▶ [Written instruction]: Provide nothing beyond the count of lines that include the string "Patricio".

Some records
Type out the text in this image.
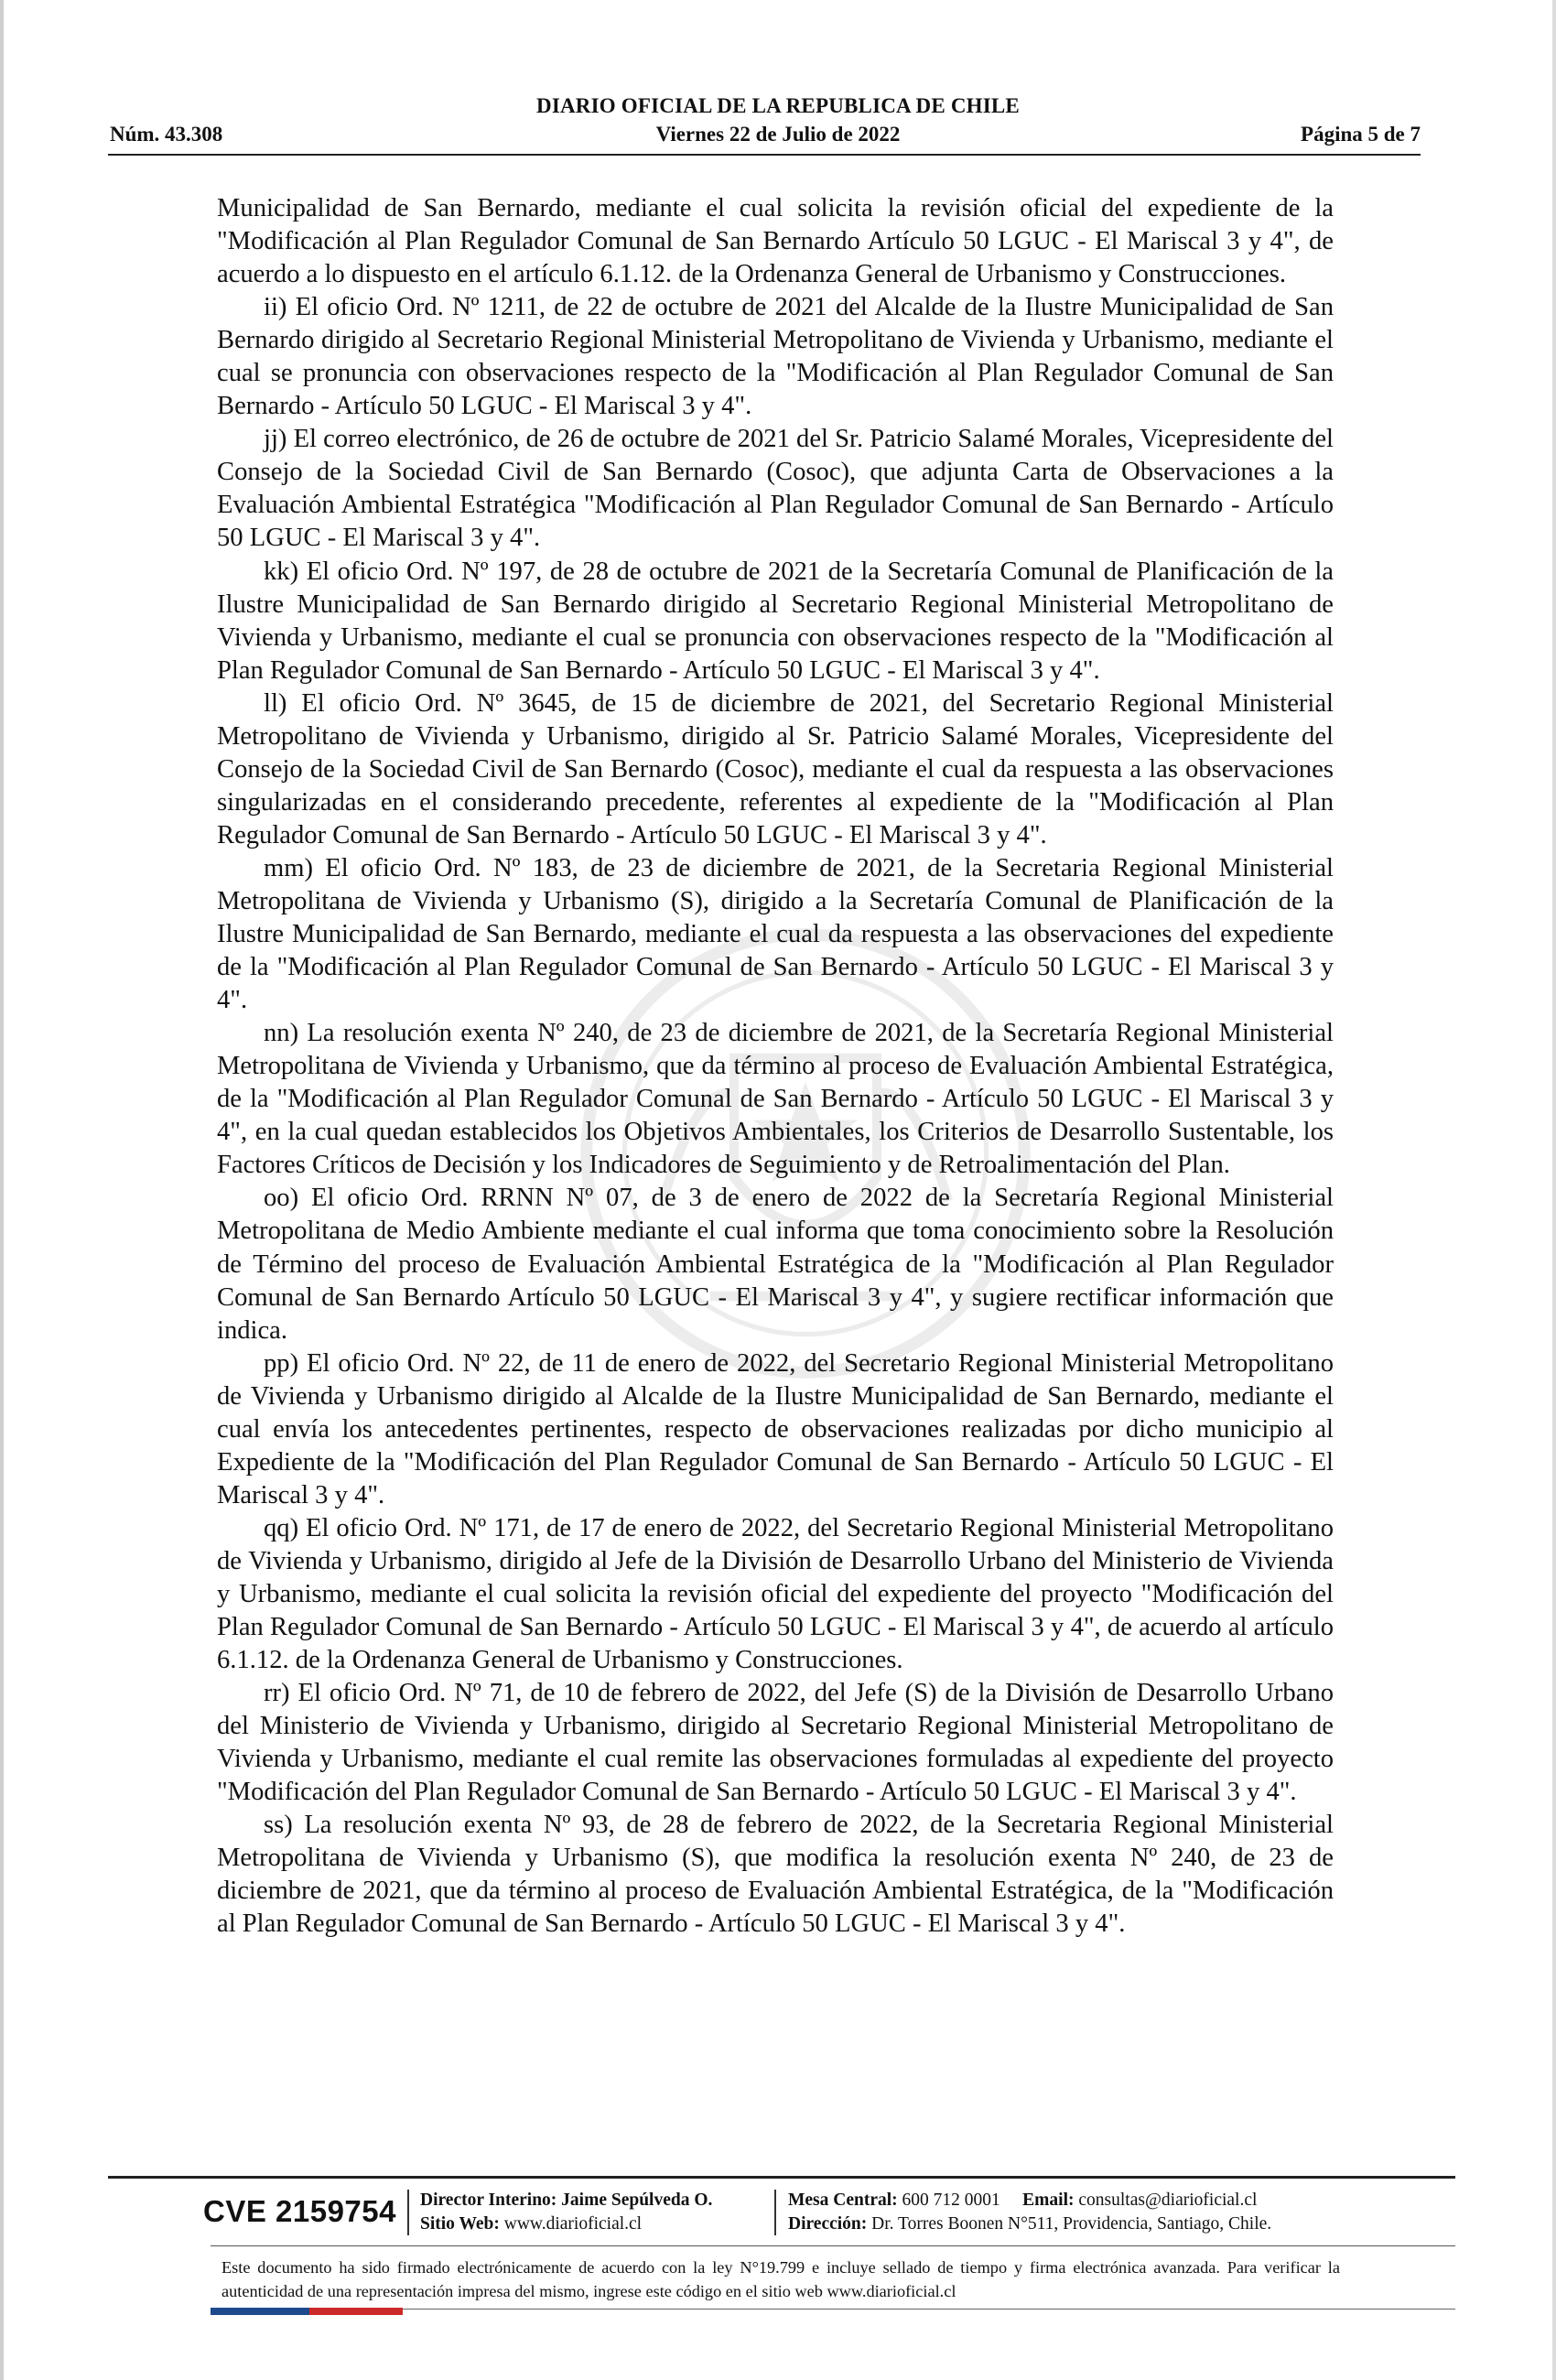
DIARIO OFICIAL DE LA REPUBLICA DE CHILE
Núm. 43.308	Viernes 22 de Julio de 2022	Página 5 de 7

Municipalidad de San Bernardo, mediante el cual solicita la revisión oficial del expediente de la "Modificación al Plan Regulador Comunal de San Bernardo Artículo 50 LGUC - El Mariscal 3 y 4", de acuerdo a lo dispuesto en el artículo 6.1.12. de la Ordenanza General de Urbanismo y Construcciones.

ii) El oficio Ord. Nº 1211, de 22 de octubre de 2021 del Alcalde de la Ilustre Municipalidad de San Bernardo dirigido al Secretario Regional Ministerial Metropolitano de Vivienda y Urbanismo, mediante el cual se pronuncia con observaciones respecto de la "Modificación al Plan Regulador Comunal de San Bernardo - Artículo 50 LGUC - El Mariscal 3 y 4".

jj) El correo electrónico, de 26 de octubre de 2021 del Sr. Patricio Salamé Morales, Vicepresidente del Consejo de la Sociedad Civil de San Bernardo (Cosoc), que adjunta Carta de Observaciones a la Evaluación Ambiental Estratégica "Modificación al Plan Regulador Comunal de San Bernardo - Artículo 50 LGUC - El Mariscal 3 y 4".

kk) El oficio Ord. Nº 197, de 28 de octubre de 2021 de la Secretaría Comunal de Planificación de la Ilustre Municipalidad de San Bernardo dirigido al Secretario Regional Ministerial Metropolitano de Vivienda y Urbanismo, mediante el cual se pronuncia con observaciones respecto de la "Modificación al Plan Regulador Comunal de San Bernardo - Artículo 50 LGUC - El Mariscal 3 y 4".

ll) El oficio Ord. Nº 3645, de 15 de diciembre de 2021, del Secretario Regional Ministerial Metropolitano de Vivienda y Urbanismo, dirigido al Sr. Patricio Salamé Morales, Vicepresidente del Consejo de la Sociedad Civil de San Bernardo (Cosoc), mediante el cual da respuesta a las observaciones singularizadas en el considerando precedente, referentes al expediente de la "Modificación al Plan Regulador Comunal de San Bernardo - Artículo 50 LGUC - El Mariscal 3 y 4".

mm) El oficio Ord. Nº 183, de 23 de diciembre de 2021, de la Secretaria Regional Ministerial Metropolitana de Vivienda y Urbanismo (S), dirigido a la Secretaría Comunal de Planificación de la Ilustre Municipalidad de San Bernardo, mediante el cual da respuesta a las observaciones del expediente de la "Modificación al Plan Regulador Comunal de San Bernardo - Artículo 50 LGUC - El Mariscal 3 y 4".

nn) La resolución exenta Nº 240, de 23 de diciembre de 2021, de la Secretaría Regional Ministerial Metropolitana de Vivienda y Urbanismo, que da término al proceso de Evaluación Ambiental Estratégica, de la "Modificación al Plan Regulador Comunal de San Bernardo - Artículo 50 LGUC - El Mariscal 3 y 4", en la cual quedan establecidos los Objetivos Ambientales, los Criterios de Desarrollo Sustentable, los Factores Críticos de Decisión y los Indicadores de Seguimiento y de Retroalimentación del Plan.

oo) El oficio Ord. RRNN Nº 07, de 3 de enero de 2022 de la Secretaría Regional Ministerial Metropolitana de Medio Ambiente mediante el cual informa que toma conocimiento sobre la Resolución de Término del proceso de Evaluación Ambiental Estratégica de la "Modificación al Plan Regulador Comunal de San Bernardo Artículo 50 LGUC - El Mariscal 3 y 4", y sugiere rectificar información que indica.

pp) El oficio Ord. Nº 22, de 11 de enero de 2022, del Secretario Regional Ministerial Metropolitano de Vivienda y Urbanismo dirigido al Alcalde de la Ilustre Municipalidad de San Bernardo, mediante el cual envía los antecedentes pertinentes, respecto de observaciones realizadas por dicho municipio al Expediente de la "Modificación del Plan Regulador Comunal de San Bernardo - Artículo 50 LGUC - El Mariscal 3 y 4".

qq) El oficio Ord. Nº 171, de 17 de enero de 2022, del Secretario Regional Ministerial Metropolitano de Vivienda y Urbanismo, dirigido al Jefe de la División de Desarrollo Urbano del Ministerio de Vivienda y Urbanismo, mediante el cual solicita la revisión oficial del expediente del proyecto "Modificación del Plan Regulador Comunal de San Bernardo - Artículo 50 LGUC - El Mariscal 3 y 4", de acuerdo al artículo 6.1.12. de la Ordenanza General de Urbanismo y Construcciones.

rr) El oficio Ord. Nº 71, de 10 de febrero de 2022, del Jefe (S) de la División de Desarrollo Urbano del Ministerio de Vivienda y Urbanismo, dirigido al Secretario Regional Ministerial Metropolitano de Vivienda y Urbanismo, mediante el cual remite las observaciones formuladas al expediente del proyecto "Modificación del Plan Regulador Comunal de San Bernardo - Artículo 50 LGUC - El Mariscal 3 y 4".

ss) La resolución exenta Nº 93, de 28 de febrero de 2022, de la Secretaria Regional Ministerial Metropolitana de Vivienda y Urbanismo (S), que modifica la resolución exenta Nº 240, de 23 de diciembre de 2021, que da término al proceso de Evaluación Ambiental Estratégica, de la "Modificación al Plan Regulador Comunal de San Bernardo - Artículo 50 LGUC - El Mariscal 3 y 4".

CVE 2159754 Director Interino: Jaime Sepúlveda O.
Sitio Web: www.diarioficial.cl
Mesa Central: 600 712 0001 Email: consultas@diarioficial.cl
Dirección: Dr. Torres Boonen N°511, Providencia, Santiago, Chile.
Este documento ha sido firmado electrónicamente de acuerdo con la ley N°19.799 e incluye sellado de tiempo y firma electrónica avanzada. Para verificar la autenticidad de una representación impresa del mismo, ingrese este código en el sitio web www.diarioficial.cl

▶ [Exercise response]: 2